Available data:
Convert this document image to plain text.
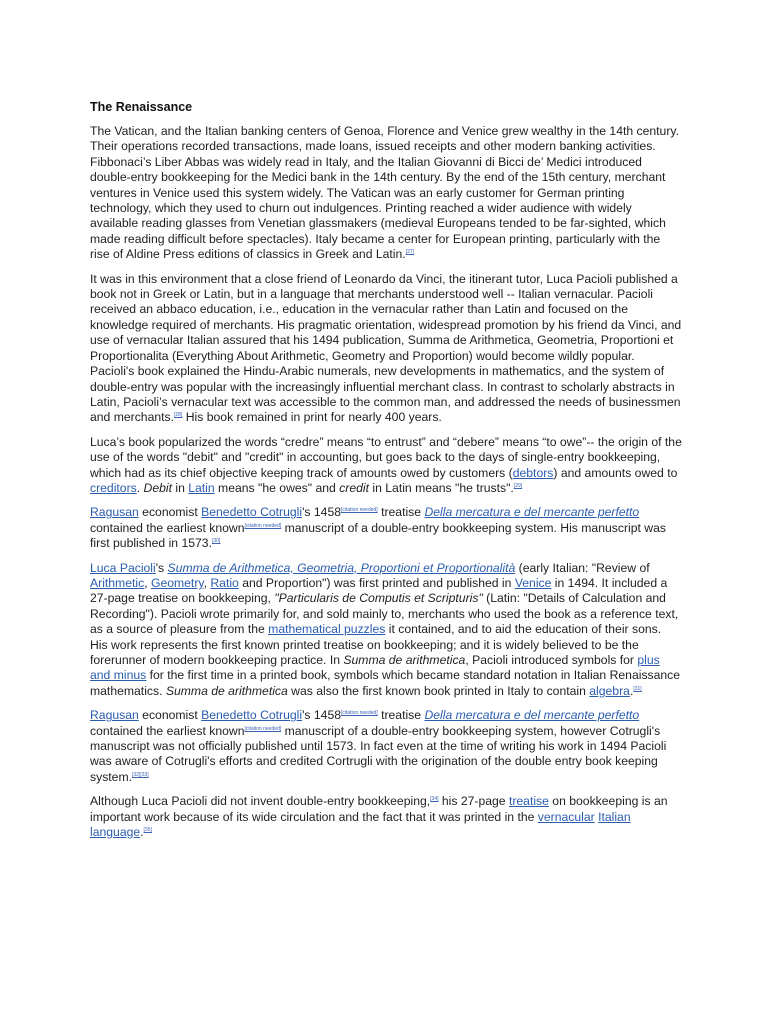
The Renaissance

The Vatican, and the Italian banking centers of Genoa, Florence and Venice grew wealthy in the 14th century. Their operations recorded transactions, made loans, issued receipts and other modern banking activities. Fibbonaci’s Liber Abbas was widely read in Italy, and the Italian Giovanni di Bicci de’ Medici introduced double-entry bookkeeping for the Medici bank in the 14th century. By the end of the 15th century, merchant ventures in Venice used this system widely. The Vatican was an early customer for German printing technology, which they used to churn out indulgences. Printing reached a wider audience with widely available reading glasses from Venetian glassmakers (medieval Europeans tended to be far-sighted, which made reading difficult before spectacles). Italy became a center for European printing, particularly with the rise of Aldine Press editions of classics in Greek and Latin.[27]

It was in this environment that a close friend of Leonardo da Vinci, the itinerant tutor, Luca Pacioli published a book not in Greek or Latin, but in a language that merchants understood well -- Italian vernacular. Pacioli received an abbaco education, i.e., education in the vernacular rather than Latin and focused on the knowledge required of merchants. His pragmatic orientation, widespread promotion by his friend da Vinci, and use of vernacular Italian assured that his 1494 publication, Summa de Arithmetica, Geometria, Proportioni et Proportionalita (Everything About Arithmetic, Geometry and Proportion) would become wildly popular. Pacioli's book explained the Hindu-Arabic numerals, new developments in mathematics, and the system of double-entry was popular with the increasingly influential merchant class. In contrast to scholarly abstracts in Latin, Pacioli’s vernacular text was accessible to the common man, and addressed the needs of businessmen and merchants.[28] His book remained in print for nearly 400 years.

Luca’s book popularized the words “credre” means “to entrust” and “debere” means “to owe”-- the origin of the use of the words "debit" and "credit" in accounting, but goes back to the days of single-entry bookkeeping, which had as its chief objective keeping track of amounts owed by customers (debtors) and amounts owed to creditors. Debit in Latin means "he owes" and credit in Latin means "he trusts".[29]

Ragusan economist Benedetto Cotrugli's 1458[citation needed] treatise Della mercatura e del mercante perfetto contained the earliest known[citation needed] manuscript of a double-entry bookkeeping system. His manuscript was first published in 1573.[30]

Luca Pacioli's Summa de Arithmetica, Geometria, Proportioni et Proportionalità (early Italian: "Review of Arithmetic, Geometry, Ratio and Proportion") was first printed and published in Venice in 1494. It included a 27-page treatise on bookkeeping, "Particularis de Computis et Scripturis" (Latin: "Details of Calculation and Recording"). Pacioli wrote primarily for, and sold mainly to, merchants who used the book as a reference text, as a source of pleasure from the mathematical puzzles it contained, and to aid the education of their sons. His work represents the first known printed treatise on bookkeeping; and it is widely believed to be the forerunner of modern bookkeeping practice. In Summa de arithmetica, Pacioli introduced symbols for plus and minus for the first time in a printed book, symbols which became standard notation in Italian Renaissance mathematics. Summa de arithmetica was also the first known book printed in Italy to contain algebra.[31]

Ragusan economist Benedetto Cotrugli's 1458[citation needed] treatise Della mercatura e del mercante perfetto contained the earliest known[citation needed] manuscript of a double-entry bookkeeping system, however Cotrugli's manuscript was not officially published until 1573. In fact even at the time of writing his work in 1494 Pacioli was aware of Cotrugli's efforts and credited Cortrugli with the origination of the double entry book keeping system.[32][33]

Although Luca Pacioli did not invent double-entry bookkeeping,[34] his 27-page treatise on bookkeeping is an important work because of its wide circulation and the fact that it was printed in the vernacular Italian language.[35]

Problem:
Quote the material word for word, dropping any images it holds.

Solved exercise:
Convert this document image to plain text.
The Renaissance

The Vatican, and the Italian banking centers of Genoa, Florence and Venice grew wealthy in the 14th century. Their operations recorded transactions, made loans, issued receipts and other modern banking activities. Fibbonaci’s Liber Abbas was widely read in Italy, and the Italian Giovanni di Bicci de’ Medici introduced double-entry bookkeeping for the Medici bank in the 14th century. By the end of the 15th century, merchant ventures in Venice used this system widely. The Vatican was an early customer for German printing technology, which they used to churn out indulgences. Printing reached a wider audience with widely available reading glasses from Venetian glassmakers (medieval Europeans tended to be far-sighted, which made reading difficult before spectacles). Italy became a center for European printing, particularly with the rise of Aldine Press editions of classics in Greek and Latin.[27]

It was in this environment that a close friend of Leonardo da Vinci, the itinerant tutor, Luca Pacioli published a book not in Greek or Latin, but in a language that merchants understood well -- Italian vernacular. Pacioli received an abbaco education, i.e., education in the vernacular rather than Latin and focused on the knowledge required of merchants. His pragmatic orientation, widespread promotion by his friend da Vinci, and use of vernacular Italian assured that his 1494 publication, Summa de Arithmetica, Geometria, Proportioni et Proportionalita (Everything About Arithmetic, Geometry and Proportion) would become wildly popular. Pacioli's book explained the Hindu-Arabic numerals, new developments in mathematics, and the system of double-entry was popular with the increasingly influential merchant class. In contrast to scholarly abstracts in Latin, Pacioli’s vernacular text was accessible to the common man, and addressed the needs of businessmen and merchants.[28] His book remained in print for nearly 400 years.

Luca’s book popularized the words “credre” means “to entrust” and “debere” means “to owe”-- the origin of the use of the words "debit" and "credit" in accounting, but goes back to the days of single-entry bookkeeping, which had as its chief objective keeping track of amounts owed by customers (debtors) and amounts owed to creditors. Debit in Latin means "he owes" and credit in Latin means "he trusts".[29]

Ragusan economist Benedetto Cotrugli's 1458[citation needed] treatise Della mercatura e del mercante perfetto contained the earliest known[citation needed] manuscript of a double-entry bookkeeping system. His manuscript was first published in 1573.[30]

Luca Pacioli's Summa de Arithmetica, Geometria, Proportioni et Proportionalità (early Italian: "Review of Arithmetic, Geometry, Ratio and Proportion") was first printed and published in Venice in 1494. It included a 27-page treatise on bookkeeping, "Particularis de Computis et Scripturis" (Latin: "Details of Calculation and Recording"). Pacioli wrote primarily for, and sold mainly to, merchants who used the book as a reference text, as a source of pleasure from the mathematical puzzles it contained, and to aid the education of their sons. His work represents the first known printed treatise on bookkeeping; and it is widely believed to be the forerunner of modern bookkeeping practice. In Summa de arithmetica, Pacioli introduced symbols for plus and minus for the first time in a printed book, symbols which became standard notation in Italian Renaissance mathematics. Summa de arithmetica was also the first known book printed in Italy to contain algebra.[31]

Ragusan economist Benedetto Cotrugli's 1458[citation needed] treatise Della mercatura e del mercante perfetto contained the earliest known[citation needed] manuscript of a double-entry bookkeeping system, however Cotrugli's manuscript was not officially published until 1573. In fact even at the time of writing his work in 1494 Pacioli was aware of Cotrugli's efforts and credited Cortrugli with the origination of the double entry book keeping system.[32][33]

Although Luca Pacioli did not invent double-entry bookkeeping,[34] his 27-page treatise on bookkeeping is an important work because of its wide circulation and the fact that it was printed in the vernacular Italian language.[35]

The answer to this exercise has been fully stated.